begin Reading passage

Abstract: This chapter discusses Slovak-born director Juraj Herz's communist-era productions at Barrandov Studios. Surveying Herz's career through the lens of his relationship with the Barrandov apparatus, the chapter reveals Herz as a prolific, versatile, and unusually consistent filmmaker who produced artistically striking work in often-unpropitious circumstances. Tracing Herz's artistic apprenticeship at Barrandov and detailing the liberalized film industry of the 1960s that gave rise to Herz's best-known film, Spalovač mrtvol (The Cremator, 1969), this chapter also examines how his work managed to retain its gothic, macabre sensibilities during the Normalization era – a time usually associated with conformity and mediocrity, personified in the figure of Barrandov's central dramaturge, Ludvík Toman. Yet this chapter does not neglect the routine interferences, complications, and confrontations Herz also faced at the studio.

end Reading passage
begin Information provided

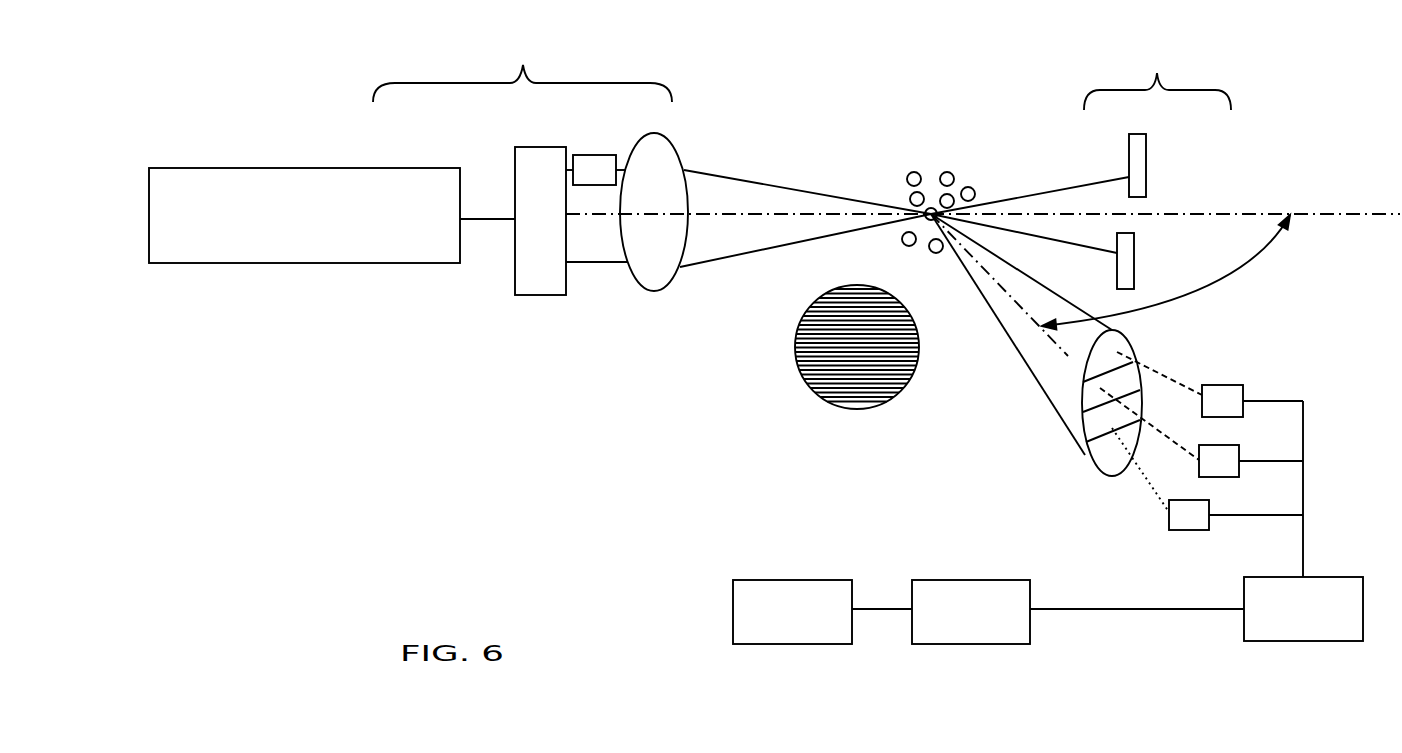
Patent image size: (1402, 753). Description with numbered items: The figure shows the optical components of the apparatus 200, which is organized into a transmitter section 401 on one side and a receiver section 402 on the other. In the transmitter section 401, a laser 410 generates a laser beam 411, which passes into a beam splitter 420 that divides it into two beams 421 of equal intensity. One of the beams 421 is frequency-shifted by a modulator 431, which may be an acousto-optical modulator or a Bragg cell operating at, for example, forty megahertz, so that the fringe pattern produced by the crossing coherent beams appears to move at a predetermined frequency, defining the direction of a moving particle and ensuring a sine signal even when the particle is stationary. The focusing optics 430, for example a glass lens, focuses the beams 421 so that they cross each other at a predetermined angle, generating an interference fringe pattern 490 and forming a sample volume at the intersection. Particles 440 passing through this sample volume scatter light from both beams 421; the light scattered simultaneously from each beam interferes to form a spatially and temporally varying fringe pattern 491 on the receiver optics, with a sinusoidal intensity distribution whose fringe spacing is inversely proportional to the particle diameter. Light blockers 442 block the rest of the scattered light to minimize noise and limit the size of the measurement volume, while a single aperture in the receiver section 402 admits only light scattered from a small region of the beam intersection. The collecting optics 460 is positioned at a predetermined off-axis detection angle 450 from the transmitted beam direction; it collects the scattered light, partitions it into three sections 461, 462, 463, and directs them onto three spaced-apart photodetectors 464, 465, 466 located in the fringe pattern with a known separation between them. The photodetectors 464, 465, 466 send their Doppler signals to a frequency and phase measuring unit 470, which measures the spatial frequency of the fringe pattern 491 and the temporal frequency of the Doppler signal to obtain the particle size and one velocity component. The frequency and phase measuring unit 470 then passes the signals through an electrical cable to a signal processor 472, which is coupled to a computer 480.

end Information provided

> **Tasks to perform**
**A.** According to the Juraj Herz abstract, why is it notable that his work kept its gothic, macabre feel during the Normalization era? Answer in one to three sentences.
**B.** Write the next part of the Juraj Herz abstract, starting after its last sentence.
The data is from a separate source, not from the Juraj Herz abstract.

> **Task responses**
**A.** The Normalization era is usually associated with conformity and mediocrity, embodied by Barrandov's central dramaturge, Ludvík Toman. Holding on to a gothic, macabre sensibility in that climate therefore set Herz's work apart.

**B.**
Keywords: Juraj Herz, Ladislav Fuks, Ludvík Toman, horror, fairy tale

Slovak-born filmmaker Juraj Herz could easily have ended up as Czechoslovak cinema's great ‘might-have-been’, forever denied the status he deserved. Though he began his film career in the 1960s, a decade widely acknowledged as the most favorable and thus the richest in Czech and Slovak film history, Herz spent much of that era on the fringes of its key developments, at arm's length from the internationally prestigious New Wave. When he broke into feature production in the second half of the 1960s, the results were promising but not fully realized, the victim in part of compromises enforced by the Barrandov apparatus. The Cremator (Spalovač mrtvol, 1969) – Herz's third feature and his breakthrough as a powerful, assured, and original film artist – coincided with the 1968 Warsaw Pact invasion of Czechoslovakia, which brought in its wake a ruthless refreezing of cinematic culture that could have either destroyed his fledgling career or doomed it to mediocrity.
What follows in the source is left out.